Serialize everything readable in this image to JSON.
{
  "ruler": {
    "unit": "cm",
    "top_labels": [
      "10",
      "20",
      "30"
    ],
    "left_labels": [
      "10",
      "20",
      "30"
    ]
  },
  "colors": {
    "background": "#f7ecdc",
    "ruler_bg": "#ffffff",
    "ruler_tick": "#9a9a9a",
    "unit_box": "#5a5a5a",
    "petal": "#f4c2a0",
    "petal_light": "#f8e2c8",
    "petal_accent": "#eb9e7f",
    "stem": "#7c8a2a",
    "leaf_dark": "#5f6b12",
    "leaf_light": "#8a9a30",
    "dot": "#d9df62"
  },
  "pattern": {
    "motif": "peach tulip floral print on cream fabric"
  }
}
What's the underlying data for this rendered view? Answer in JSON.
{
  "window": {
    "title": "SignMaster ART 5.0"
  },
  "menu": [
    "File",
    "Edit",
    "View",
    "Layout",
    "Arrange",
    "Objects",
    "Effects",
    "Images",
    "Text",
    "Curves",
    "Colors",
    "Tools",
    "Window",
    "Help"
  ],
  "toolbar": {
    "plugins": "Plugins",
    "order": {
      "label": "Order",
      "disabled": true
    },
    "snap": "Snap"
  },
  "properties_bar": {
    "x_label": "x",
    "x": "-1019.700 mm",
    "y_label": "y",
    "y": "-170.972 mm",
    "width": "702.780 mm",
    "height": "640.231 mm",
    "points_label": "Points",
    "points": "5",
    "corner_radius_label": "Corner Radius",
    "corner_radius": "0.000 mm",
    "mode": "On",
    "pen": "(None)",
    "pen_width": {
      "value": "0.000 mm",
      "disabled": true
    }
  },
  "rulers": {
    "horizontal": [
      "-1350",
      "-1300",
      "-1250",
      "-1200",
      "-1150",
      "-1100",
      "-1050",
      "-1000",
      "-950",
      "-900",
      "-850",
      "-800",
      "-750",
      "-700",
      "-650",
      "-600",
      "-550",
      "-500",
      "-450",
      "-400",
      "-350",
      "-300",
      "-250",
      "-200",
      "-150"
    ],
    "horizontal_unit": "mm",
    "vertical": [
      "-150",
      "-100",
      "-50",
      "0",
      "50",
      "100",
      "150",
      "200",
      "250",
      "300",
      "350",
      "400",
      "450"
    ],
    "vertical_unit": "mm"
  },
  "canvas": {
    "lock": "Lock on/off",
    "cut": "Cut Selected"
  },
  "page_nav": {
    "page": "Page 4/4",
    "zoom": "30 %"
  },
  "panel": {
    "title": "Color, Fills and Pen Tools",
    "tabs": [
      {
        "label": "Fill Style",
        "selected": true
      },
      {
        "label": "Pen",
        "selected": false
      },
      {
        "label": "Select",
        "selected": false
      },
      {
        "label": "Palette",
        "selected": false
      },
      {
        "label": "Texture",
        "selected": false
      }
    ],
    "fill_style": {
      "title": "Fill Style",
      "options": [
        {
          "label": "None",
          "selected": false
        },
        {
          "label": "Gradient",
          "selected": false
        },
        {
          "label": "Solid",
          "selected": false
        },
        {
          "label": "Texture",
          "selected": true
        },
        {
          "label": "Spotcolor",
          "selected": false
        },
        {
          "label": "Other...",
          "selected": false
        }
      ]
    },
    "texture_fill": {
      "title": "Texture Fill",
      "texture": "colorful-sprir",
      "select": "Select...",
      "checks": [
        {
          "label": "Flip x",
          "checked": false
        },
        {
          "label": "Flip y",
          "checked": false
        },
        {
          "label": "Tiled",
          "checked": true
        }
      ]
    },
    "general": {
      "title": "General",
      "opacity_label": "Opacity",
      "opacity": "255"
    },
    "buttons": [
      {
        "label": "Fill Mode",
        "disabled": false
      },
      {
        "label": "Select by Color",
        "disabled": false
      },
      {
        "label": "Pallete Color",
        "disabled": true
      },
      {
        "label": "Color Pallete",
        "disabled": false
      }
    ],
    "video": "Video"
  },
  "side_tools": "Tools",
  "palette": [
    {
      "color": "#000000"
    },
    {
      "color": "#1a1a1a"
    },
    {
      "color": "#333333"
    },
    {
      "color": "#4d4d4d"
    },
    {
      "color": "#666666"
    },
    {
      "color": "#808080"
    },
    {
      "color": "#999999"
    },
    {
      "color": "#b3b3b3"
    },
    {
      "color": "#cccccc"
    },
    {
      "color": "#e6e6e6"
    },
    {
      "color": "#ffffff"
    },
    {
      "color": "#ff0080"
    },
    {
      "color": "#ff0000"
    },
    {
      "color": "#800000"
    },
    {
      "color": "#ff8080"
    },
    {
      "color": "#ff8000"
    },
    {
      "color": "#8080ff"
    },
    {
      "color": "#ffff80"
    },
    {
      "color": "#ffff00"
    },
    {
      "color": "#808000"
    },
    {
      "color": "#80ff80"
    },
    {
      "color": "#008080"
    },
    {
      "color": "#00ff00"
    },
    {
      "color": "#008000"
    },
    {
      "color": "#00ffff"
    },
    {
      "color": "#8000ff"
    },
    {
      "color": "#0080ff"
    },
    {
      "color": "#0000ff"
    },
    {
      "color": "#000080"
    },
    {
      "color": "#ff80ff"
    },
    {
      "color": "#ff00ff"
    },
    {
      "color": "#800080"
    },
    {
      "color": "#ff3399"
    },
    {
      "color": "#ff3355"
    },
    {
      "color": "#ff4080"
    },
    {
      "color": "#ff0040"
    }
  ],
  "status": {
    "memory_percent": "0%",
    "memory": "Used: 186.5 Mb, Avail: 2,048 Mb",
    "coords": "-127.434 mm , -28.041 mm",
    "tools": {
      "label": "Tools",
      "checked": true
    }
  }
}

Your task -> Write out all the entries exactly.

Solution to the problem ->
Serialize everything readable in this image to JSON.
{
  "ruler": {
    "unit": "cm",
    "top_labels": [
      "10",
      "20",
      "30"
    ],
    "left_labels": [
      "10",
      "20",
      "30"
    ]
  },
  "colors": {
    "background": "#f7ecdc",
    "ruler_bg": "#ffffff",
    "ruler_tick": "#9a9a9a",
    "unit_box": "#5a5a5a",
    "petal": "#f4c2a0",
    "petal_light": "#f8e2c8",
    "petal_accent": "#eb9e7f",
    "stem": "#7c8a2a",
    "leaf_dark": "#5f6b12",
    "leaf_light": "#8a9a30",
    "dot": "#d9df62"
  },
  "pattern": {
    "motif": "peach tulip floral print on cream fabric"
  }
}
What's the underlying data for this rendered view? Answer in JSON.
{
  "window": {
    "title": "SignMaster ART 5.0"
  },
  "menu": [
    "File",
    "Edit",
    "View",
    "Layout",
    "Arrange",
    "Objects",
    "Effects",
    "Images",
    "Text",
    "Curves",
    "Colors",
    "Tools",
    "Window",
    "Help"
  ],
  "toolbar": {
    "plugins": "Plugins",
    "order": {
      "label": "Order",
      "disabled": true
    },
    "snap": "Snap"
  },
  "properties_bar": {
    "x_label": "x",
    "x": "-1019.700 mm",
    "y_label": "y",
    "y": "-170.972 mm",
    "width": "702.780 mm",
    "height": "640.231 mm",
    "points_label": "Points",
    "points": "5",
    "corner_radius_label": "Corner Radius",
    "corner_radius": "0.000 mm",
    "mode": "On",
    "pen": "(None)",
    "pen_width": {
      "value": "0.000 mm",
      "disabled": true
    }
  },
  "rulers": {
    "horizontal": [
      "-1350",
      "-1300",
      "-1250",
      "-1200",
      "-1150",
      "-1100",
      "-1050",
      "-1000",
      "-950",
      "-900",
      "-850",
      "-800",
      "-750",
      "-700",
      "-650",
      "-600",
      "-550",
      "-500",
      "-450",
      "-400",
      "-350",
      "-300",
      "-250",
      "-200",
      "-150"
    ],
    "horizontal_unit": "mm",
    "vertical": [
      "-150",
      "-100",
      "-50",
      "0",
      "50",
      "100",
      "150",
      "200",
      "250",
      "300",
      "350",
      "400",
      "450"
    ],
    "vertical_unit": "mm"
  },
  "canvas": {
    "lock": "Lock on/off",
    "cut": "Cut Selected"
  },
  "page_nav": {
    "page": "Page 4/4",
    "zoom": "30 %"
  },
  "panel": {
    "title": "Color, Fills and Pen Tools",
    "tabs": [
      {
        "label": "Fill Style",
        "selected": true
      },
      {
        "label": "Pen",
        "selected": false
      },
      {
        "label": "Select",
        "selected": false
      },
      {
        "label": "Palette",
        "selected": false
      },
      {
        "label": "Texture",
        "selected": false
      }
    ],
    "fill_style": {
      "title": "Fill Style",
      "options": [
        {
          "label": "None",
          "selected": false
        },
        {
          "label": "Gradient",
          "selected": false
        },
        {
          "label": "Solid",
          "selected": false
        },
        {
          "label": "Texture",
          "selected": true
        },
        {
          "label": "Spotcolor",
          "selected": false
        },
        {
          "label": "Other...",
          "selected": false
        }
      ]
    },
    "texture_fill": {
      "title": "Texture Fill",
      "texture": "colorful-sprir",
      "select": "Select...",
      "checks": [
        {
          "label": "Flip x",
          "checked": false
        },
        {
          "label": "Flip y",
          "checked": false
        },
        {
          "label": "Tiled",
          "checked": true
        }
      ]
    },
    "general": {
      "title": "General",
      "opacity_label": "Opacity",
      "opacity": "255"
    },
    "buttons": [
      {
        "label": "Fill Mode",
        "disabled": false
      },
      {
        "label": "Select by Color",
        "disabled": false
      },
      {
        "label": "Pallete Color",
        "disabled": true
      },
      {
        "label": "Color Pallete",
        "disabled": false
      }
    ],
    "video": "Video"
  },
  "side_tools": "Tools",
  "palette": [
    {
      "color": "#000000"
    },
    {
      "color": "#1a1a1a"
    },
    {
      "color": "#333333"
    },
    {
      "color": "#4d4d4d"
    },
    {
      "color": "#666666"
    },
    {
      "color": "#808080"
    },
    {
      "color": "#999999"
    },
    {
      "color": "#b3b3b3"
    },
    {
      "color": "#cccccc"
    },
    {
      "color": "#e6e6e6"
    },
    {
      "color": "#ffffff"
    },
    {
      "color": "#ff0080"
    },
    {
      "color": "#ff0000"
    },
    {
      "color": "#800000"
    },
    {
      "color": "#ff8080"
    },
    {
      "color": "#ff8000"
    },
    {
      "color": "#8080ff"
    },
    {
      "color": "#ffff80"
    },
    {
      "color": "#ffff00"
    },
    {
      "color": "#808000"
    },
    {
      "color": "#80ff80"
    },
    {
      "color": "#008080"
    },
    {
      "color": "#00ff00"
    },
    {
      "color": "#008000"
    },
    {
      "color": "#00ffff"
    },
    {
      "color": "#8000ff"
    },
    {
      "color": "#0080ff"
    },
    {
      "color": "#0000ff"
    },
    {
      "color": "#000080"
    },
    {
      "color": "#ff80ff"
    },
    {
      "color": "#ff00ff"
    },
    {
      "color": "#800080"
    },
    {
      "color": "#ff3399"
    },
    {
      "color": "#ff3355"
    },
    {
      "color": "#ff4080"
    },
    {
      "color": "#ff0040"
    }
  ],
  "status": {
    "memory_percent": "0%",
    "memory": "Used: 186.5 Mb, Avail: 2,048 Mb",
    "coords": "-127.434 mm , -28.041 mm",
    "tools": {
      "label": "Tools",
      "checked": true
    }
  }
}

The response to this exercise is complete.